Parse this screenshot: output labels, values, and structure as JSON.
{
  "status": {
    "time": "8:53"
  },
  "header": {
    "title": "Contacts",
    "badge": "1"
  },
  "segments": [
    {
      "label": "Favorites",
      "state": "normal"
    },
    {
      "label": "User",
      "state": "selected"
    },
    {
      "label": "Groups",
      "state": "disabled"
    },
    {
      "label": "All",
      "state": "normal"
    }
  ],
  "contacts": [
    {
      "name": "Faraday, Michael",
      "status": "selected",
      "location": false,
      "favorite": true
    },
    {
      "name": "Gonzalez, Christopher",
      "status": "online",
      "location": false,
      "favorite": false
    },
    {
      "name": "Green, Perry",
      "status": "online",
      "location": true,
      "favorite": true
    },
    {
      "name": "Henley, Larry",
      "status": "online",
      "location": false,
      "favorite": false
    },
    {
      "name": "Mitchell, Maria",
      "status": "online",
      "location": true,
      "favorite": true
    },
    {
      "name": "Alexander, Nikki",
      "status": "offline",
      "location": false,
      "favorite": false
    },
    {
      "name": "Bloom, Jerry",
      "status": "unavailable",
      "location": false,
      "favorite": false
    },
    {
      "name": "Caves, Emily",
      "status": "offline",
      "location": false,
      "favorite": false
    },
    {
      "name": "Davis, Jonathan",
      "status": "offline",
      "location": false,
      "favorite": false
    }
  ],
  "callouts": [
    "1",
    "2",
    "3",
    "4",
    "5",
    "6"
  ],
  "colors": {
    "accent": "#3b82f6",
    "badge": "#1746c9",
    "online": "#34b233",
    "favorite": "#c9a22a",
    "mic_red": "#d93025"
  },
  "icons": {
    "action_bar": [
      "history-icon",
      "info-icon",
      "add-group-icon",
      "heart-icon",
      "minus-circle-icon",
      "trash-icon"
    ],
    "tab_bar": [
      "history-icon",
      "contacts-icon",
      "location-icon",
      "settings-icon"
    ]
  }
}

> [Given instruction] Output all records verbatim.

> [Task response]
Parse this screenshot: output labels, values, and structure as JSON.
{
  "status": {
    "time": "8:53"
  },
  "header": {
    "title": "Contacts",
    "badge": "1"
  },
  "segments": [
    {
      "label": "Favorites",
      "state": "normal"
    },
    {
      "label": "User",
      "state": "selected"
    },
    {
      "label": "Groups",
      "state": "disabled"
    },
    {
      "label": "All",
      "state": "normal"
    }
  ],
  "contacts": [
    {
      "name": "Faraday, Michael",
      "status": "selected",
      "location": false,
      "favorite": true
    },
    {
      "name": "Gonzalez, Christopher",
      "status": "online",
      "location": false,
      "favorite": false
    },
    {
      "name": "Green, Perry",
      "status": "online",
      "location": true,
      "favorite": true
    },
    {
      "name": "Henley, Larry",
      "status": "online",
      "location": false,
      "favorite": false
    },
    {
      "name": "Mitchell, Maria",
      "status": "online",
      "location": true,
      "favorite": true
    },
    {
      "name": "Alexander, Nikki",
      "status": "offline",
      "location": false,
      "favorite": false
    },
    {
      "name": "Bloom, Jerry",
      "status": "unavailable",
      "location": false,
      "favorite": false
    },
    {
      "name": "Caves, Emily",
      "status": "offline",
      "location": false,
      "favorite": false
    },
    {
      "name": "Davis, Jonathan",
      "status": "offline",
      "location": false,
      "favorite": false
    }
  ],
  "callouts": [
    "1",
    "2",
    "3",
    "4",
    "5",
    "6"
  ],
  "colors": {
    "accent": "#3b82f6",
    "badge": "#1746c9",
    "online": "#34b233",
    "favorite": "#c9a22a",
    "mic_red": "#d93025"
  },
  "icons": {
    "action_bar": [
      "history-icon",
      "info-icon",
      "add-group-icon",
      "heart-icon",
      "minus-circle-icon",
      "trash-icon"
    ],
    "tab_bar": [
      "history-icon",
      "contacts-icon",
      "location-icon",
      "settings-icon"
    ]
  }
}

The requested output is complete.